▶ _TEXT EXTRACT_
Technical Challenges in Advanced Computing
The scientific and engineering opportunities made possible through advanced computing and data analytics are deep, but the technical challenges in designing, constructing, and operating advanced computing and data-analysis systems of unprecedented scale are just as daunting. Although cloud-computing centers and exascale computational platforms are seemingly quite different, as discussed earlier, the underlying technical challenges of scale are similar, and many of the same companies and researchers are exploring dual-use technologies applicable to both.
In a series of studies over the past five years, the U.S. Department of Energy identified 10 research challenges10,15,24 in developing a new generation of advanced computing systems, including the following, augmented with our own comparisons with cloud computing:
Energy-efficient circuit, power, and cooling technologies. With current semiconductor technologies, all proposed exascale designs would consume hundreds of megawatts of power. New designs and technologies are needed to reduce this energy requirement to a more manageable and economically feasible level (such as 20MW-40MW) comparable to that used by commercial cloud data centers;
High-performance interconnect technologies. In the exascale-computing regime, the energy cost to move a datum will exceed the cost of a floating-point operation, necessitating very energy efficient, low-latency, high-bandwidth interconnects for fine-grain data exchanges among hundreds of thousands of processors. Even with such designs, locality-aware algorithms and software will be needed to maximize computation performance and reduce energy needs;
Driven by cost necessity, commercial cloud computing systems have been built with commodity Ethernet interconnects and adopted a bulk synchronous parallel computation model. Although this approach has proven effective, as evidenced by widespread adoption of MapReduce toolkits (such as Hadoop), a lower-cost, convergence interconnect would benefit both computation and data-intensive platforms and open new possibilities for fine-grain data analysis.
Advanced memory technologies to improve capacity. Minimizing data movement and minimizing energy use are also dependent on new memory technologies, including processor-in-memory, stacked memory (Micron's HMC is an early example), and nonvolatile memory approaches. Although the particulars differ for computation and data analysis, algorithmic determinants of memory capacity will be a significant driver of overall system cost, as the memory per core for very large systems will necessarily be smaller than in current designs;
Scalable system software that is power and failure aware. Traditional high-performance computing software has been predicated on the assumption that failures are infrequent; as we approach exascale levels, systemic resilience in the face of regular component failures will be essential. Similarly, dynamic, adaptive energy management must become an integral part of system software, for both economic and technical reasons.

▶ _WHAT IS NEEDED_
Output the passage of the advanced computing text starting at "Technical Challenges in Advanced" and ending at "applicable to both.", copied word for word. The material that comes next has no connection to the text on advanced computing challenges.

▶ _COLLECTED MATERIAL_

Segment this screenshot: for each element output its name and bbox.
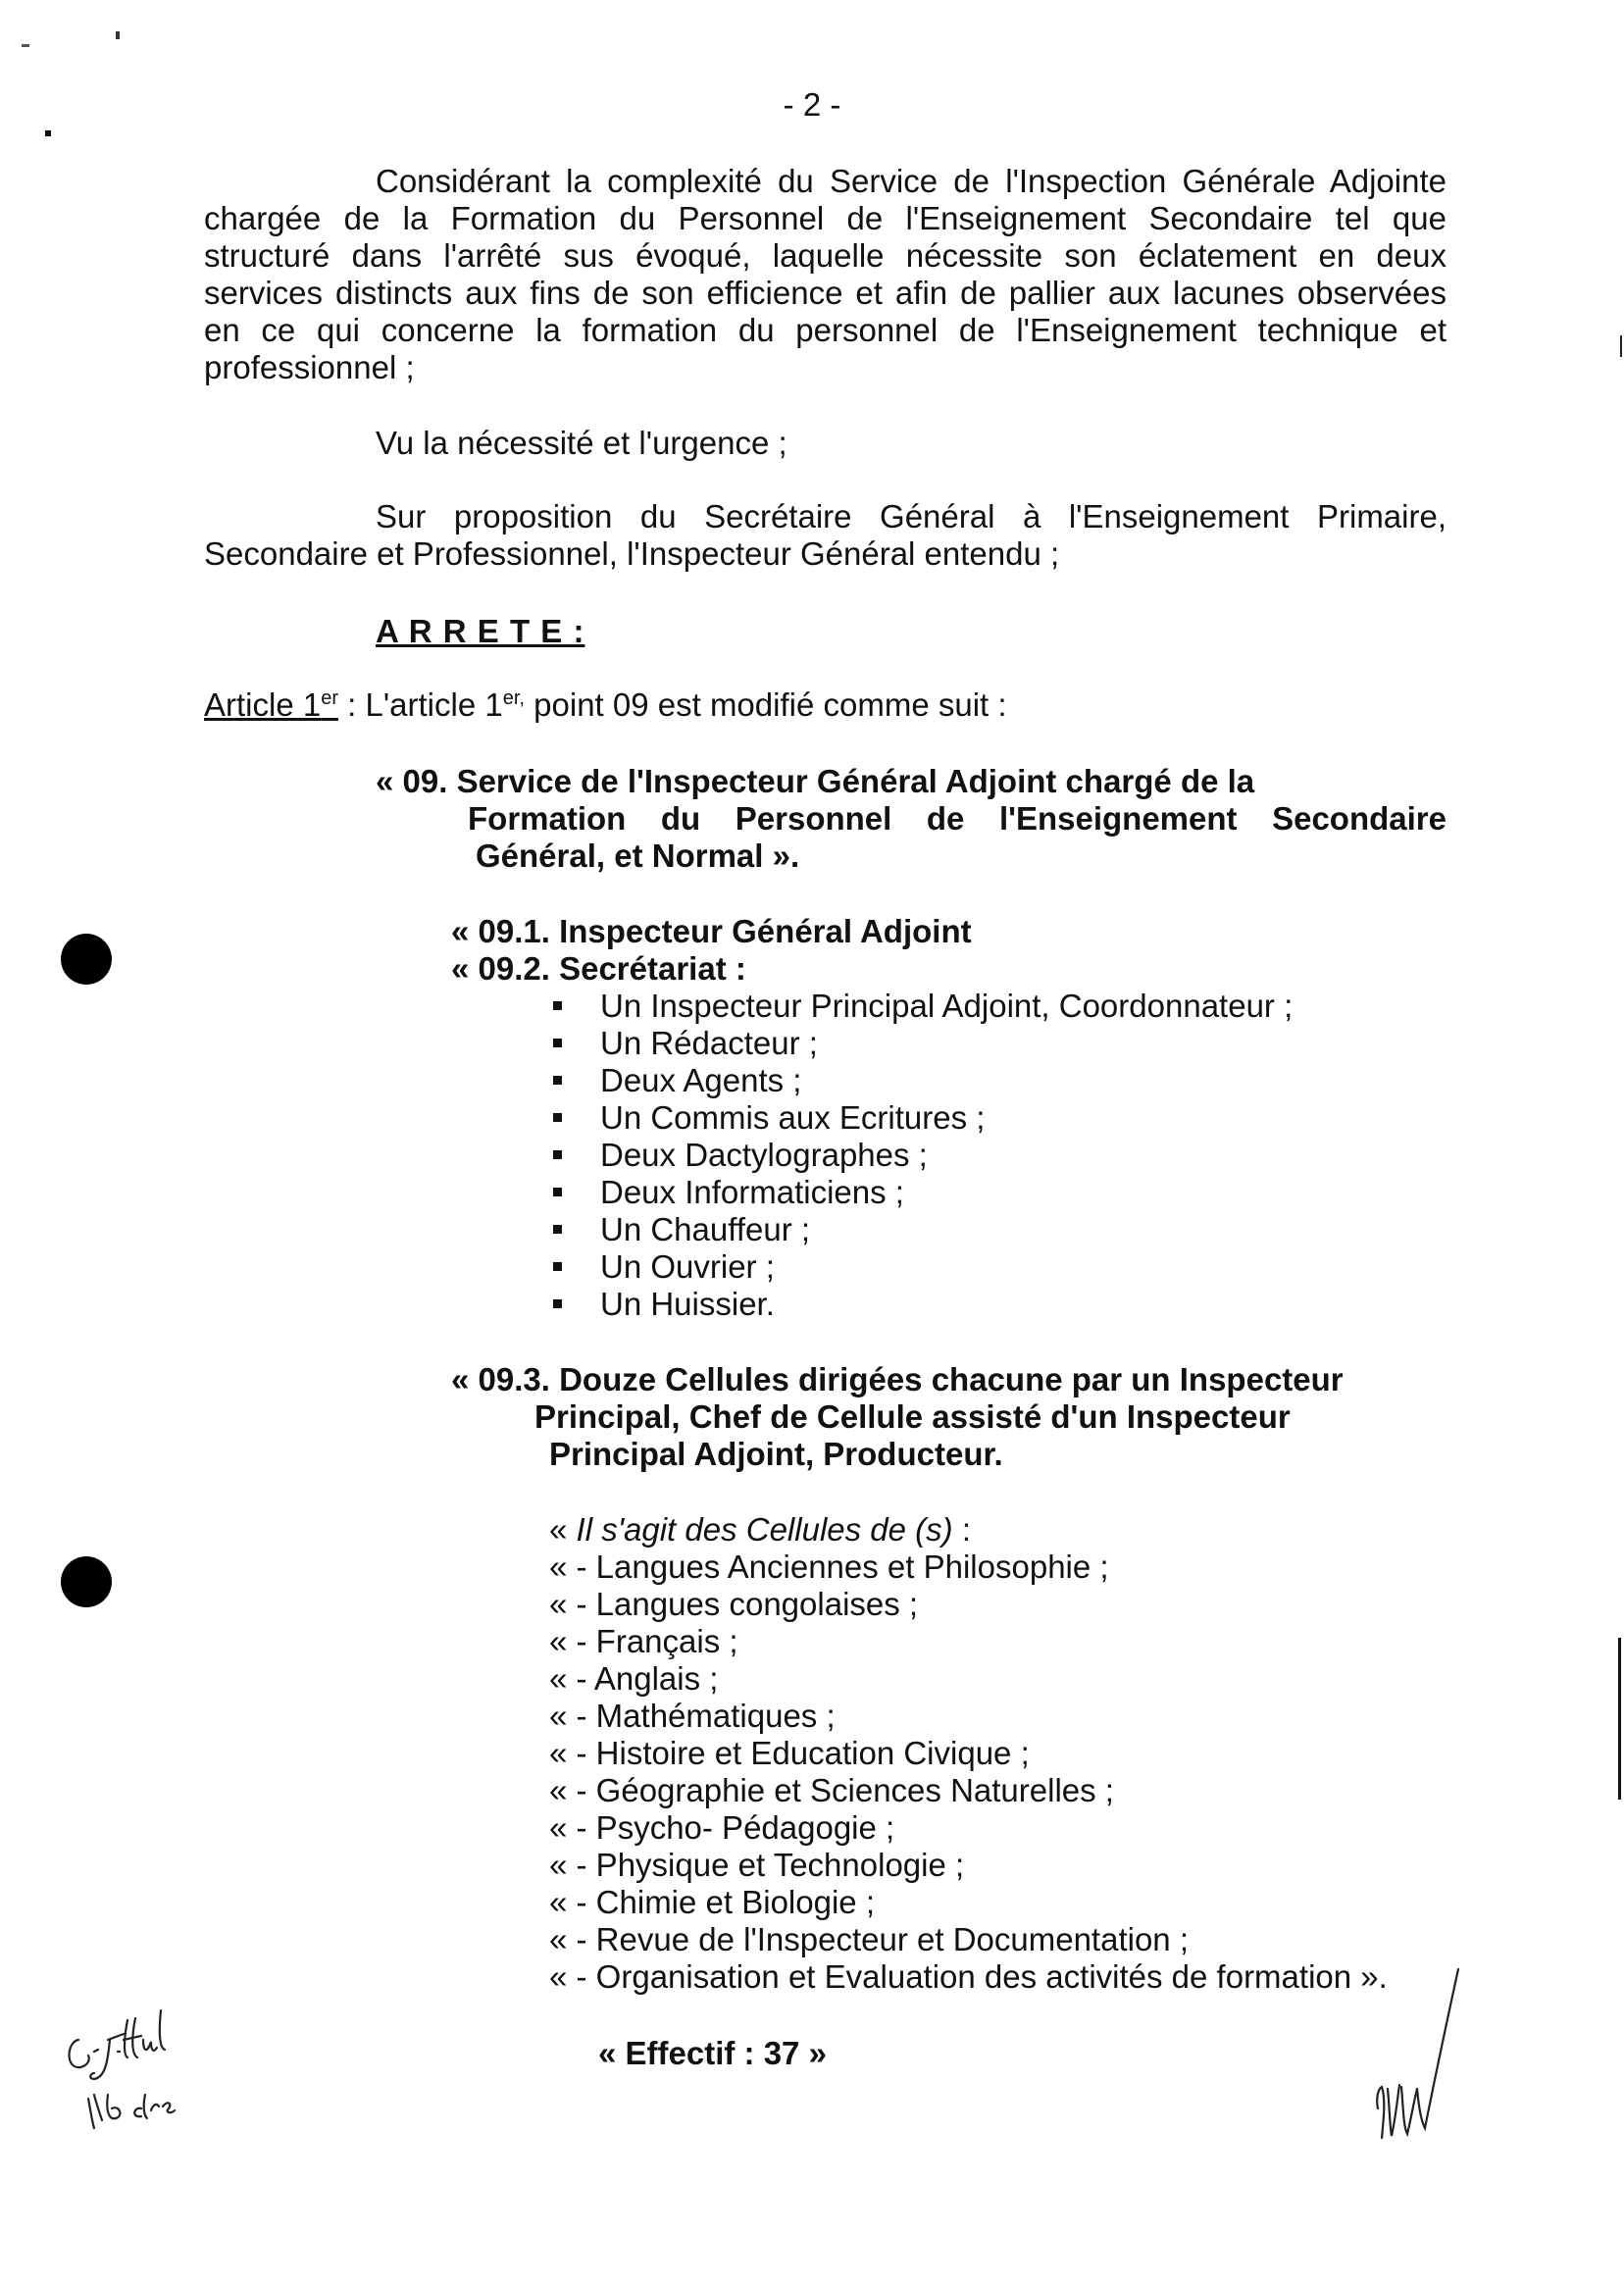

▶ _EXERCISE OUTPUT_
Technical Challenges in Advanced Computing
The scientific and engineering opportunities made possible through advanced computing and data analytics are deep, but the technical challenges in designing, constructing, and operating advanced computing and data-analysis systems of unprecedented scale are just as daunting. Although cloud-computing centers and exascale computational platforms are seemingly quite different, as discussed earlier, the underlying technical challenges of scale are similar, and many of the same companies and researchers are exploring dual-use technologies applicable to both.